(Region and label listings)
━━━━━━━━━━━━━━━━
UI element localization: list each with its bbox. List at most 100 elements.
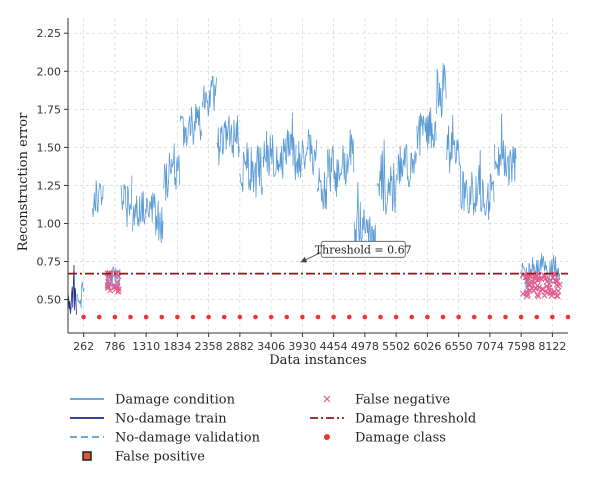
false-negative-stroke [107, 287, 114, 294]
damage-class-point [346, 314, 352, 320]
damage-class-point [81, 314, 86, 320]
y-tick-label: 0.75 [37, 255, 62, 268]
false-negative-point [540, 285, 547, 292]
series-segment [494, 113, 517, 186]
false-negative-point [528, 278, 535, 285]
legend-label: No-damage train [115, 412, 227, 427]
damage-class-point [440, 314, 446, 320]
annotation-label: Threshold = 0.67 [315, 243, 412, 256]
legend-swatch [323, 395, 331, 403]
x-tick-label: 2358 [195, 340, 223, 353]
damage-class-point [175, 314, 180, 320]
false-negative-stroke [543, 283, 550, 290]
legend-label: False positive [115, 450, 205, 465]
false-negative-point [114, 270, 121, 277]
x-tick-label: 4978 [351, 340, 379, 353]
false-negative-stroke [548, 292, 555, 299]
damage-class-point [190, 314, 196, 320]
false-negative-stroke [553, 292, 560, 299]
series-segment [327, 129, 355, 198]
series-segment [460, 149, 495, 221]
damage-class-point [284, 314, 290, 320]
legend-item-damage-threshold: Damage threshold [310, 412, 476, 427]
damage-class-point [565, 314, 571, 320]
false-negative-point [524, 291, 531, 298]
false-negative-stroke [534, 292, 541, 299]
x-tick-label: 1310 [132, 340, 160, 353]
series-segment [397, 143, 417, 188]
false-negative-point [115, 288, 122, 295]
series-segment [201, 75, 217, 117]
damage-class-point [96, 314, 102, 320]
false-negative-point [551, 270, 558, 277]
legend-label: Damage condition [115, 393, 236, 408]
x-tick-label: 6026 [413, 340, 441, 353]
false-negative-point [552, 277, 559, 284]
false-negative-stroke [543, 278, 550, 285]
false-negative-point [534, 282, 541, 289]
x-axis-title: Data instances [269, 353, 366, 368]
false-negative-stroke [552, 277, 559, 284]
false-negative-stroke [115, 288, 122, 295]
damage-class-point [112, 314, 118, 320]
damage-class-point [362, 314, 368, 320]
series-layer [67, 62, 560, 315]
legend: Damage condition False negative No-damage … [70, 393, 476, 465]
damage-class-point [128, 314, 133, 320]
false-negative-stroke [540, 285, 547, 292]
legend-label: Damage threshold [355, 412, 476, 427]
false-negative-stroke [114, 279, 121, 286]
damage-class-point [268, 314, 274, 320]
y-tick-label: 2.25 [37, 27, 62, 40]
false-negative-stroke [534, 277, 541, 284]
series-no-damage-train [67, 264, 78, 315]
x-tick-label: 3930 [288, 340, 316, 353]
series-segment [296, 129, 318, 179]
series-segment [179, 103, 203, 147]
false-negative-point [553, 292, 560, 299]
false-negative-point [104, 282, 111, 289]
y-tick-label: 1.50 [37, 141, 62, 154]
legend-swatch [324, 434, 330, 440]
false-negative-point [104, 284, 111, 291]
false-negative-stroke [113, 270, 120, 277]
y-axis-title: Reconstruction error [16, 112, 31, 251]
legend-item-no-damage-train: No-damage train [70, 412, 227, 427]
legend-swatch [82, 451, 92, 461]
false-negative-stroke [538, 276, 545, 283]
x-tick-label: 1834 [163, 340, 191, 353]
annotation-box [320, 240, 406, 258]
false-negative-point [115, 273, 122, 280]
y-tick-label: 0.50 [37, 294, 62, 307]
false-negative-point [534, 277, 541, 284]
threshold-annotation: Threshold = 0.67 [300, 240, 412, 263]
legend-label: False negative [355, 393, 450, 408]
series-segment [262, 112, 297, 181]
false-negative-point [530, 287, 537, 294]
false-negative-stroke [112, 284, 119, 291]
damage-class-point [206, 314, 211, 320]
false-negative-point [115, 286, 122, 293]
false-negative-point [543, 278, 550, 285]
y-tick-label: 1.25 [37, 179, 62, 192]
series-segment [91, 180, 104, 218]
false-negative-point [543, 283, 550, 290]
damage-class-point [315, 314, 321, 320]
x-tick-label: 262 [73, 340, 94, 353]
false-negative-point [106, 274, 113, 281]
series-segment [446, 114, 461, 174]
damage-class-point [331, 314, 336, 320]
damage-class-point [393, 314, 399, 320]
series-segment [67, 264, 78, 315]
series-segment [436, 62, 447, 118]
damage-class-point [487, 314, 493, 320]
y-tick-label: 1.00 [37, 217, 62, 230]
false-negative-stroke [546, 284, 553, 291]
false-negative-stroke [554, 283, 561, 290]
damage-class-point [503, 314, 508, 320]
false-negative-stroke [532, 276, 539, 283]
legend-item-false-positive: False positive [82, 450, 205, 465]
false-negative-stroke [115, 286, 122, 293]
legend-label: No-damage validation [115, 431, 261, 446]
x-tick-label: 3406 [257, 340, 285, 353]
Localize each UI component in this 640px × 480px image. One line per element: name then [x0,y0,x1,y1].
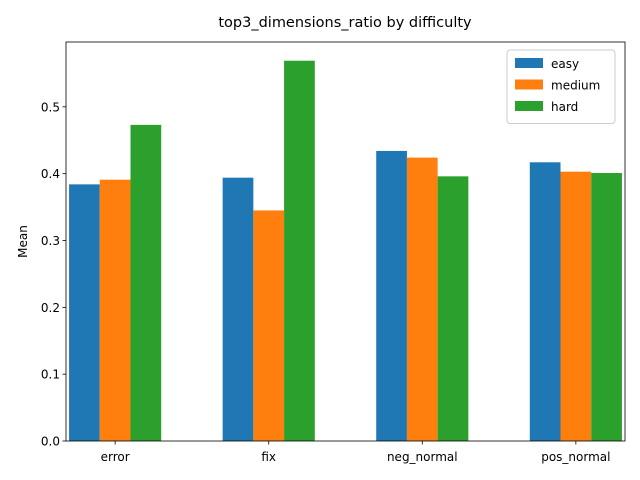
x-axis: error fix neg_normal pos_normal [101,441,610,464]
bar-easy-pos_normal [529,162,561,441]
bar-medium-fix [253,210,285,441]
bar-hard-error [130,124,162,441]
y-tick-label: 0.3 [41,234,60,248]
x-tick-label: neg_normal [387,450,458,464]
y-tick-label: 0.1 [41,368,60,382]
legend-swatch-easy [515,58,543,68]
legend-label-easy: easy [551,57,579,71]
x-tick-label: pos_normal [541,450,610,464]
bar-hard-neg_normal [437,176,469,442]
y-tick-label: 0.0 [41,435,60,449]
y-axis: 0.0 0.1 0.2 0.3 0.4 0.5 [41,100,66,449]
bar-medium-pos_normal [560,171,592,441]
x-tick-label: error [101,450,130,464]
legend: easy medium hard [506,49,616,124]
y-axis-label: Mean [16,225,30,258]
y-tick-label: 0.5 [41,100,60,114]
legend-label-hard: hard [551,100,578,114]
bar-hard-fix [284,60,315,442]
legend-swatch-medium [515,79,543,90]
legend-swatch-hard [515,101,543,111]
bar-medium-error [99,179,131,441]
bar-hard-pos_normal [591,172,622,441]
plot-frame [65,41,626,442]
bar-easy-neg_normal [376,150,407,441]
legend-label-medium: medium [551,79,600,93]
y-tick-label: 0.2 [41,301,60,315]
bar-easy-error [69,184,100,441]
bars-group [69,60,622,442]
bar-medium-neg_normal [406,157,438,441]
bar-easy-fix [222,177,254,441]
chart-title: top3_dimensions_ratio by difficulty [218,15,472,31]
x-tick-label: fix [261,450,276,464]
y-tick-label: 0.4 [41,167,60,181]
━━━━━━━━━━━━━━━━
▶ _Task prompt_
Copy verbatim the lines starting with the one that contains "false-negative-stroke [107, 287, 114, 294]" and ending with the one that contains "false-negative-stroke [540, 285, 547, 292]", both included.

▶ _Final answer_
false-negative-stroke [107, 287, 114, 294]
damage-class-point [346, 314, 352, 320]
damage-class-point [81, 314, 86, 320]
y-tick-label: 0.75 [37, 255, 62, 268]
false-negative-point [540, 285, 547, 292]
series-segment [494, 113, 517, 186]
false-negative-point [528, 278, 535, 285]
legend-label: No-damage train [115, 412, 227, 427]
damage-class-point [440, 314, 446, 320]
annotation-label: Threshold = 0.67 [315, 243, 412, 256]
legend-swatch [323, 395, 331, 403]
x-tick-label: 2358 [195, 340, 223, 353]
damage-class-point [175, 314, 180, 320]
false-negative-stroke [543, 283, 550, 290]
legend-label: False positive [115, 450, 205, 465]
false-negative-point [114, 270, 121, 277]
x-tick-label: 4978 [351, 340, 379, 353]
false-negative-stroke [548, 292, 555, 299]
damage-class-point [190, 314, 196, 320]
false-negative-stroke [553, 292, 560, 299]
series-segment [327, 129, 355, 198]
series-segment [460, 149, 495, 221]
damage-class-point [284, 314, 290, 320]
legend-item-damage-threshold: Damage threshold [310, 412, 476, 427]
damage-class-point [565, 314, 571, 320]
false-negative-point [524, 291, 531, 298]
false-negative-stroke [534, 292, 541, 299]
x-tick-label: 1310 [132, 340, 160, 353]
series-segment [397, 143, 417, 188]
false-negative-point [115, 288, 122, 295]
series-segment [201, 75, 217, 117]
damage-class-point [96, 314, 102, 320]
false-negative-point [551, 270, 558, 277]
legend-label: Damage condition [115, 393, 236, 408]
x-tick-label: 6026 [413, 340, 441, 353]
false-negative-point [552, 277, 559, 284]
false-negative-stroke [543, 278, 550, 285]
false-negative-point [534, 282, 541, 289]
x-axis-title: Data instances [269, 353, 366, 368]
false-negative-stroke [552, 277, 559, 284]
false-negative-stroke [115, 288, 122, 295]
damage-class-point [112, 314, 118, 320]
damage-class-point [362, 314, 368, 320]
series-layer [67, 62, 560, 315]
legend: Damage condition False negative No-damage … [70, 393, 476, 465]
damage-class-point [128, 314, 133, 320]
false-negative-stroke [540, 285, 547, 292]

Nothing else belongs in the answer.